◆ Short exercise ◆
Repeat the whole listing below, word for word.
____
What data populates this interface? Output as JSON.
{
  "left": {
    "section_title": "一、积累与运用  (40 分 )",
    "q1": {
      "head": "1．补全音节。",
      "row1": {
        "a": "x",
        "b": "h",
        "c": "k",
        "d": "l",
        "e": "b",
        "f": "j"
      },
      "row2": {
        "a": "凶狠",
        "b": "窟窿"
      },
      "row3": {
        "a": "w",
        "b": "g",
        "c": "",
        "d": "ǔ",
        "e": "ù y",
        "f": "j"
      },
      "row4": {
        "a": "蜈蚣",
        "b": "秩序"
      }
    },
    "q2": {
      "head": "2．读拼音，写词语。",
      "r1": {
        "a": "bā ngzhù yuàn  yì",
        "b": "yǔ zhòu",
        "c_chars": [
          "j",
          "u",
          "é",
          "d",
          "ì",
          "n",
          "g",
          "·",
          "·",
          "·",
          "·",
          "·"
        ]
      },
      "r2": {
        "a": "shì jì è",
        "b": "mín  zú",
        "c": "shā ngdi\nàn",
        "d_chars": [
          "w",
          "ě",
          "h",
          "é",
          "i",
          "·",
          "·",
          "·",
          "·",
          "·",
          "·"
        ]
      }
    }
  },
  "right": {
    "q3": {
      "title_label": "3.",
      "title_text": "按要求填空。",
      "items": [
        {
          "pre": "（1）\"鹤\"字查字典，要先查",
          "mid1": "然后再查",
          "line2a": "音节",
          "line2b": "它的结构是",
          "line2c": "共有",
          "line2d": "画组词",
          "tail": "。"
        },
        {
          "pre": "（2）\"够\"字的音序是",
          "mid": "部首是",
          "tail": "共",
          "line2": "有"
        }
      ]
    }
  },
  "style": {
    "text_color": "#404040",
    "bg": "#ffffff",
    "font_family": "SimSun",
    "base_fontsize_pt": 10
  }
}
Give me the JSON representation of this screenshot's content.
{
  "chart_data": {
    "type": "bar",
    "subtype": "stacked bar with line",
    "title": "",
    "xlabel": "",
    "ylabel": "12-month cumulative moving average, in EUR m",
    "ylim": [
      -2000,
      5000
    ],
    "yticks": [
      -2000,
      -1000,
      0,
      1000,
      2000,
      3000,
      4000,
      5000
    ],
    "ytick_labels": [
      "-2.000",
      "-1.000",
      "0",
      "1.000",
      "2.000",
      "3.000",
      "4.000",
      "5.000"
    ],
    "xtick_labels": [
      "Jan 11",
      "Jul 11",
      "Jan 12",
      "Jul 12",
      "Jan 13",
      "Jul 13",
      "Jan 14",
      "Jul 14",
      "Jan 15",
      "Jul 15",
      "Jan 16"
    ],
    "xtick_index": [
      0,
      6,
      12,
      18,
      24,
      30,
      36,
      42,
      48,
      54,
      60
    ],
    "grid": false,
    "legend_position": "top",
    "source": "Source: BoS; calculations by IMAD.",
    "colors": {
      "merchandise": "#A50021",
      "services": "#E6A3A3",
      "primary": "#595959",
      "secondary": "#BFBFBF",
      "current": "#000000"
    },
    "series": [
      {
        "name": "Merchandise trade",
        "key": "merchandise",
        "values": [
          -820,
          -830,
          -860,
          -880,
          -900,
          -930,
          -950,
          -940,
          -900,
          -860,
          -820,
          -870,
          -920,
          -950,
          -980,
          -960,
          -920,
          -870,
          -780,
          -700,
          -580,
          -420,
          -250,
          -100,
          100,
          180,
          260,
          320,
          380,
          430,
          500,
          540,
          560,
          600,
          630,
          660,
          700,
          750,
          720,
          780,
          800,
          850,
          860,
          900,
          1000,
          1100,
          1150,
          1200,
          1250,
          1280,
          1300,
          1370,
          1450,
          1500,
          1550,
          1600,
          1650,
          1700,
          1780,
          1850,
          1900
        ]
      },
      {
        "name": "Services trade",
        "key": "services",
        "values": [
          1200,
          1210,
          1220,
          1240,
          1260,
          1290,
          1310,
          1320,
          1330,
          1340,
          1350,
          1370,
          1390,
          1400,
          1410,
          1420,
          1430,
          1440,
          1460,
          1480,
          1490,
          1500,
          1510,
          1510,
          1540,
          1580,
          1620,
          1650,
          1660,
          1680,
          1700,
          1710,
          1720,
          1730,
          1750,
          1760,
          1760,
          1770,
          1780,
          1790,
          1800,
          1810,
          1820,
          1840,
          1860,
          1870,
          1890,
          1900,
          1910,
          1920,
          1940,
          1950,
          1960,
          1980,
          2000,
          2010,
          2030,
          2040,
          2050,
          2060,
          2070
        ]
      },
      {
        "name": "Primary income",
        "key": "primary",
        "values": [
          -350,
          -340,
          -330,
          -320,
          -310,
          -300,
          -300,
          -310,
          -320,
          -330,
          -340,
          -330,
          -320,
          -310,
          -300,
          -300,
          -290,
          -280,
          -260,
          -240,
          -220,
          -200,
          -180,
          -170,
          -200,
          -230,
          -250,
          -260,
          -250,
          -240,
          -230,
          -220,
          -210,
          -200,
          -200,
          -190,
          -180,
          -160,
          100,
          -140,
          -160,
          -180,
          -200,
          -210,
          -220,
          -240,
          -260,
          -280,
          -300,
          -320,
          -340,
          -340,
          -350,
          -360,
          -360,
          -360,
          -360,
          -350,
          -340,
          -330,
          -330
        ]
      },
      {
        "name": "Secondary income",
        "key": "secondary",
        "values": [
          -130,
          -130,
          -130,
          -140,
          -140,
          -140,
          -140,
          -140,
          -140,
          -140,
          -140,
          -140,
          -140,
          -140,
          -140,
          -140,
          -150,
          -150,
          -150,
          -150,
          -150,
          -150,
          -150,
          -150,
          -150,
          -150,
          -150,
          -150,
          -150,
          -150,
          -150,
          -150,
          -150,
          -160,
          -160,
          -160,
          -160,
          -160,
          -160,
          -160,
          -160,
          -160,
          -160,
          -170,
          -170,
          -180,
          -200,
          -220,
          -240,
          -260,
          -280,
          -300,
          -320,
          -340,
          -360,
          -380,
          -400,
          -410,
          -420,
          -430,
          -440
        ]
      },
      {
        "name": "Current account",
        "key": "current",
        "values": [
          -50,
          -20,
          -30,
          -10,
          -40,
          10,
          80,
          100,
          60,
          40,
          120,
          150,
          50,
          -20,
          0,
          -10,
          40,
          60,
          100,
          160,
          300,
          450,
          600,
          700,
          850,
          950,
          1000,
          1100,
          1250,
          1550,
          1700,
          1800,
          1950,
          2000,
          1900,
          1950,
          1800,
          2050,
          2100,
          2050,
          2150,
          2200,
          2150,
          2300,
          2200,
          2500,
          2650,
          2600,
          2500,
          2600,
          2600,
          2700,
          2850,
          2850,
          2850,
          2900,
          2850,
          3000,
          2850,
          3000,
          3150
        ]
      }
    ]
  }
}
____
◆ Output below ◆
What data populates this interface? Output as JSON.
{
  "left": {
    "section_title": "一、积累与运用  (40 分 )",
    "q1": {
      "head": "1．补全音节。",
      "row1": {
        "a": "x",
        "b": "h",
        "c": "k",
        "d": "l",
        "e": "b",
        "f": "j"
      },
      "row2": {
        "a": "凶狠",
        "b": "窟窿"
      },
      "row3": {
        "a": "w",
        "b": "g",
        "c": "",
        "d": "ǔ",
        "e": "ù y",
        "f": "j"
      },
      "row4": {
        "a": "蜈蚣",
        "b": "秩序"
      }
    },
    "q2": {
      "head": "2．读拼音，写词语。",
      "r1": {
        "a": "bā ngzhù yuàn  yì",
        "b": "yǔ zhòu",
        "c_chars": [
          "j",
          "u",
          "é",
          "d",
          "ì",
          "n",
          "g",
          "·",
          "·",
          "·",
          "·",
          "·"
        ]
      },
      "r2": {
        "a": "shì jì è",
        "b": "mín  zú",
        "c": "shā ngdi\nàn",
        "d_chars": [
          "w",
          "ě",
          "h",
          "é",
          "i",
          "·",
          "·",
          "·",
          "·",
          "·",
          "·"
        ]
      }
    }
  },
  "right": {
    "q3": {
      "title_label": "3.",
      "title_text": "按要求填空。",
      "items": [
        {
          "pre": "（1）\"鹤\"字查字典，要先查",
          "mid1": "然后再查",
          "line2a": "音节",
          "line2b": "它的结构是",
          "line2c": "共有",
          "line2d": "画组词",
          "tail": "。"
        },
        {
          "pre": "（2）\"够\"字的音序是",
          "mid": "部首是",
          "tail": "共",
          "line2": "有"
        }
      ]
    }
  },
  "style": {
    "text_color": "#404040",
    "bg": "#ffffff",
    "font_family": "SimSun",
    "base_fontsize_pt": 10
  }
}
Give me the JSON representation of this screenshot's content.
{
  "chart_data": {
    "type": "bar",
    "subtype": "stacked bar with line",
    "title": "",
    "xlabel": "",
    "ylabel": "12-month cumulative moving average, in EUR m",
    "ylim": [
      -2000,
      5000
    ],
    "yticks": [
      -2000,
      -1000,
      0,
      1000,
      2000,
      3000,
      4000,
      5000
    ],
    "ytick_labels": [
      "-2.000",
      "-1.000",
      "0",
      "1.000",
      "2.000",
      "3.000",
      "4.000",
      "5.000"
    ],
    "xtick_labels": [
      "Jan 11",
      "Jul 11",
      "Jan 12",
      "Jul 12",
      "Jan 13",
      "Jul 13",
      "Jan 14",
      "Jul 14",
      "Jan 15",
      "Jul 15",
      "Jan 16"
    ],
    "xtick_index": [
      0,
      6,
      12,
      18,
      24,
      30,
      36,
      42,
      48,
      54,
      60
    ],
    "grid": false,
    "legend_position": "top",
    "source": "Source: BoS; calculations by IMAD.",
    "colors": {
      "merchandise": "#A50021",
      "services": "#E6A3A3",
      "primary": "#595959",
      "secondary": "#BFBFBF",
      "current": "#000000"
    },
    "series": [
      {
        "name": "Merchandise trade",
        "key": "merchandise",
        "values": [
          -820,
          -830,
          -860,
          -880,
          -900,
          -930,
          -950,
          -940,
          -900,
          -860,
          -820,
          -870,
          -920,
          -950,
          -980,
          -960,
          -920,
          -870,
          -780,
          -700,
          -580,
          -420,
          -250,
          -100,
          100,
          180,
          260,
          320,
          380,
          430,
          500,
          540,
          560,
          600,
          630,
          660,
          700,
          750,
          720,
          780,
          800,
          850,
          860,
          900,
          1000,
          1100,
          1150,
          1200,
          1250,
          1280,
          1300,
          1370,
          1450,
          1500,
          1550,
          1600,
          1650,
          1700,
          1780,
          1850,
          1900
        ]
      },
      {
        "name": "Services trade",
        "key": "services",
        "values": [
          1200,
          1210,
          1220,
          1240,
          1260,
          1290,
          1310,
          1320,
          1330,
          1340,
          1350,
          1370,
          1390,
          1400,
          1410,
          1420,
          1430,
          1440,
          1460,
          1480,
          1490,
          1500,
          1510,
          1510,
          1540,
          1580,
          1620,
          1650,
          1660,
          1680,
          1700,
          1710,
          1720,
          1730,
          1750,
          1760,
          1760,
          1770,
          1780,
          1790,
          1800,
          1810,
          1820,
          1840,
          1860,
          1870,
          1890,
          1900,
          1910,
          1920,
          1940,
          1950,
          1960,
          1980,
          2000,
          2010,
          2030,
          2040,
          2050,
          2060,
          2070
        ]
      },
      {
        "name": "Primary income",
        "key": "primary",
        "values": [
          -350,
          -340,
          -330,
          -320,
          -310,
          -300,
          -300,
          -310,
          -320,
          -330,
          -340,
          -330,
          -320,
          -310,
          -300,
          -300,
          -290,
          -280,
          -260,
          -240,
          -220,
          -200,
          -180,
          -170,
          -200,
          -230,
          -250,
          -260,
          -250,
          -240,
          -230,
          -220,
          -210,
          -200,
          -200,
          -190,
          -180,
          -160,
          100,
          -140,
          -160,
          -180,
          -200,
          -210,
          -220,
          -240,
          -260,
          -280,
          -300,
          -320,
          -340,
          -340,
          -350,
          -360,
          -360,
          -360,
          -360,
          -350,
          -340,
          -330,
          -330
        ]
      },
      {
        "name": "Secondary income",
        "key": "secondary",
        "values": [
          -130,
          -130,
          -130,
          -140,
          -140,
          -140,
          -140,
          -140,
          -140,
          -140,
          -140,
          -140,
          -140,
          -140,
          -140,
          -140,
          -150,
          -150,
          -150,
          -150,
          -150,
          -150,
          -150,
          -150,
          -150,
          -150,
          -150,
          -150,
          -150,
          -150,
          -150,
          -150,
          -150,
          -160,
          -160,
          -160,
          -160,
          -160,
          -160,
          -160,
          -160,
          -160,
          -160,
          -170,
          -170,
          -180,
          -200,
          -220,
          -240,
          -260,
          -280,
          -300,
          -320,
          -340,
          -360,
          -380,
          -400,
          -410,
          -420,
          -430,
          -440
        ]
      },
      {
        "name": "Current account",
        "key": "current",
        "values": [
          -50,
          -20,
          -30,
          -10,
          -40,
          10,
          80,
          100,
          60,
          40,
          120,
          150,
          50,
          -20,
          0,
          -10,
          40,
          60,
          100,
          160,
          300,
          450,
          600,
          700,
          850,
          950,
          1000,
          1100,
          1250,
          1550,
          1700,
          1800,
          1950,
          2000,
          1900,
          1950,
          1800,
          2050,
          2100,
          2050,
          2150,
          2200,
          2150,
          2300,
          2200,
          2500,
          2650,
          2600,
          2500,
          2600,
          2600,
          2700,
          2850,
          2850,
          2850,
          2900,
          2850,
          3000,
          2850,
          3000,
          3150
        ]
      }
    ]
  }
}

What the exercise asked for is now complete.